#### INPUT FOR THIS TASK:
--- begin ---

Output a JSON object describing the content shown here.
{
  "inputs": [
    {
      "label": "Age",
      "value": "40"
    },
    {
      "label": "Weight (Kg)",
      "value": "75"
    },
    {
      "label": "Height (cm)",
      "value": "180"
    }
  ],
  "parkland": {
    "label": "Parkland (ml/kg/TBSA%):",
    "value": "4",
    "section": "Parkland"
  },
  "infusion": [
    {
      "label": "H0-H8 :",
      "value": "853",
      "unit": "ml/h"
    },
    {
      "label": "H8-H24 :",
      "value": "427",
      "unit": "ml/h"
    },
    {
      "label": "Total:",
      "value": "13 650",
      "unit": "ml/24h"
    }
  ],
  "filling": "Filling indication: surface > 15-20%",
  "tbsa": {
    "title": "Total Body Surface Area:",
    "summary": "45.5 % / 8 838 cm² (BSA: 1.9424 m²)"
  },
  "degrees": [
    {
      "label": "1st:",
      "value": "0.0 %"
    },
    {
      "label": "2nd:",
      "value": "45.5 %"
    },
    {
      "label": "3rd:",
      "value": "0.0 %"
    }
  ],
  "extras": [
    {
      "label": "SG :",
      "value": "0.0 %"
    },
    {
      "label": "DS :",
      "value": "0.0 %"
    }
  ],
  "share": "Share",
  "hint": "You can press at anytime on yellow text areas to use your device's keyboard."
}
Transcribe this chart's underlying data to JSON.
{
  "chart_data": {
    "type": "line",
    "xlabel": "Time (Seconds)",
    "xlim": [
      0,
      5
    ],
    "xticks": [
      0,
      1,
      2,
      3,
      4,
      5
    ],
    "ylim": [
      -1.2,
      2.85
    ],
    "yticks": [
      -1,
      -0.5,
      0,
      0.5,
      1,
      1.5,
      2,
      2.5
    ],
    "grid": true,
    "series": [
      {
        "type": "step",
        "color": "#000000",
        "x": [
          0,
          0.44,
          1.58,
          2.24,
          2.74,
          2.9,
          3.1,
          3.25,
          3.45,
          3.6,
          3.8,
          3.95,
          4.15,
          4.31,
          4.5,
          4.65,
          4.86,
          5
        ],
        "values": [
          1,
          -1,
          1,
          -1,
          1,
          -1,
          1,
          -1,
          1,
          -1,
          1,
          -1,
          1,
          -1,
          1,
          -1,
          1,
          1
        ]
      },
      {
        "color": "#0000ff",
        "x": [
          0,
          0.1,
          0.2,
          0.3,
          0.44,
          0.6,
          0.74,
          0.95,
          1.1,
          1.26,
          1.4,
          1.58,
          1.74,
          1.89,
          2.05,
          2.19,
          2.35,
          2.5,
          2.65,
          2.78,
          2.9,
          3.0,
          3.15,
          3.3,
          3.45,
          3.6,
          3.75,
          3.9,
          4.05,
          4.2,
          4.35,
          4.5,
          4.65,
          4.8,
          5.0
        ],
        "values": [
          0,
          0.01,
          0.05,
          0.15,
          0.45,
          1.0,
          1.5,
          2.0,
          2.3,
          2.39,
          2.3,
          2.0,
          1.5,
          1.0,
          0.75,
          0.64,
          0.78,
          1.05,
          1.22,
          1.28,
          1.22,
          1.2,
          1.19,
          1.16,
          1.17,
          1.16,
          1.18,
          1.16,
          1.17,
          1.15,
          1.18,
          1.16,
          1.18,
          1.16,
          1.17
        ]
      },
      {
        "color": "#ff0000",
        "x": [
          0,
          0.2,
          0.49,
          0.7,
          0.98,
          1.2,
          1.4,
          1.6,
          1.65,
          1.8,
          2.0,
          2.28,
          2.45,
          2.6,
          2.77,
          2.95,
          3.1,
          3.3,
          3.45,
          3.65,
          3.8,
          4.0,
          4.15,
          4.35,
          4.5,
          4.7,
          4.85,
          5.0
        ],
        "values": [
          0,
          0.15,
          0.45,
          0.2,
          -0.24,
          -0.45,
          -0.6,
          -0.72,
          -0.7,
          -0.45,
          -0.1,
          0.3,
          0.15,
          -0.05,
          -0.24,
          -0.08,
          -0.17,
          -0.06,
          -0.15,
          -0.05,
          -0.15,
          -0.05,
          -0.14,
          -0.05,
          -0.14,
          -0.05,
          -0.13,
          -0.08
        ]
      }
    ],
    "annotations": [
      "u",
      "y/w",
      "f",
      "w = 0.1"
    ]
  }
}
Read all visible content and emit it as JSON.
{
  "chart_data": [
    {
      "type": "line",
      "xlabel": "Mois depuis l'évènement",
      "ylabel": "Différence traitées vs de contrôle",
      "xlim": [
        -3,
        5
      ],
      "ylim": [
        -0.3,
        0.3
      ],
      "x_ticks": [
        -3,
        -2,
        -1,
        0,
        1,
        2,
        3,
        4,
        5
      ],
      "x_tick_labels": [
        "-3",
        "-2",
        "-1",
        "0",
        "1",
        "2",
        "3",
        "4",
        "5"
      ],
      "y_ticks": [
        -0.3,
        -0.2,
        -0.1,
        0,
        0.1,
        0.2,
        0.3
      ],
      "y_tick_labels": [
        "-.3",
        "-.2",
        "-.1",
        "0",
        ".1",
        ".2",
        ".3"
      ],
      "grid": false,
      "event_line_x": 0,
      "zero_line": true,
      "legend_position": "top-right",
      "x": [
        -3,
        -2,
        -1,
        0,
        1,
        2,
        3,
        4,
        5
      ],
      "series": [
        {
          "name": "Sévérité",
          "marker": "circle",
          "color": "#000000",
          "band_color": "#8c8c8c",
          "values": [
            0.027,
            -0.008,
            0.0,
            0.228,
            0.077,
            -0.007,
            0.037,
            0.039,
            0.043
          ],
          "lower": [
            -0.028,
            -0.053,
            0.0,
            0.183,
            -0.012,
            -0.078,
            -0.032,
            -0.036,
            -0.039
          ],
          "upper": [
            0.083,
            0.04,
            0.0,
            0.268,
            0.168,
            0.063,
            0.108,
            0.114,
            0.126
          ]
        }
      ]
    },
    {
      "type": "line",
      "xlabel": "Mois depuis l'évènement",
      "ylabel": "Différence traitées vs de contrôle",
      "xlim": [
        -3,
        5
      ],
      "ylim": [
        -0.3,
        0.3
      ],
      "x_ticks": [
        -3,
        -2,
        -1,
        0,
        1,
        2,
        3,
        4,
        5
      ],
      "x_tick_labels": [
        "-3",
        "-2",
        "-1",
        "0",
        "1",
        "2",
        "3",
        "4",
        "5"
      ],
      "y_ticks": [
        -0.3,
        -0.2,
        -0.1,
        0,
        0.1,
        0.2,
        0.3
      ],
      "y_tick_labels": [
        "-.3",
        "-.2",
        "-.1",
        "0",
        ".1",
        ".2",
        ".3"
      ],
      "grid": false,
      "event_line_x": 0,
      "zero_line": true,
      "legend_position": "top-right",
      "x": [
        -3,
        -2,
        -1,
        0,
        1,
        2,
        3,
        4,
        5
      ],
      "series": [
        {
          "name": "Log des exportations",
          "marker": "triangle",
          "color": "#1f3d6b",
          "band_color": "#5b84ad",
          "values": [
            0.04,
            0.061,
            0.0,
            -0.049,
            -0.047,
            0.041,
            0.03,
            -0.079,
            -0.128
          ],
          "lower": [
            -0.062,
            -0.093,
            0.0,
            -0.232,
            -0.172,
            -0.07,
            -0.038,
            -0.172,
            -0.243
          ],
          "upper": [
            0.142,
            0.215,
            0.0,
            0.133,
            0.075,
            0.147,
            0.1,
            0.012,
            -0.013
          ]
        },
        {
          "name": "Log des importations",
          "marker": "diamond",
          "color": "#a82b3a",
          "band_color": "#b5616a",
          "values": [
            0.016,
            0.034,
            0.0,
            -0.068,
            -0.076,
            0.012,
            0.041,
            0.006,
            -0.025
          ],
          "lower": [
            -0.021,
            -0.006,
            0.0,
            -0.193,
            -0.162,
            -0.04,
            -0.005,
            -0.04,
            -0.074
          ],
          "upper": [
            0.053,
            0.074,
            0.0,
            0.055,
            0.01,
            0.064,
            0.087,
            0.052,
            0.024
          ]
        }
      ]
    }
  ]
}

--- end ---

#### PROBLEM:
Show, from the listing above, each line that contains the word "JSON".

#### OUTPUT FOR THIS EXERCISE:
Output a JSON object describing the content shown here.
Transcribe this chart's underlying data to JSON.
Read all visible content and emit it as JSON.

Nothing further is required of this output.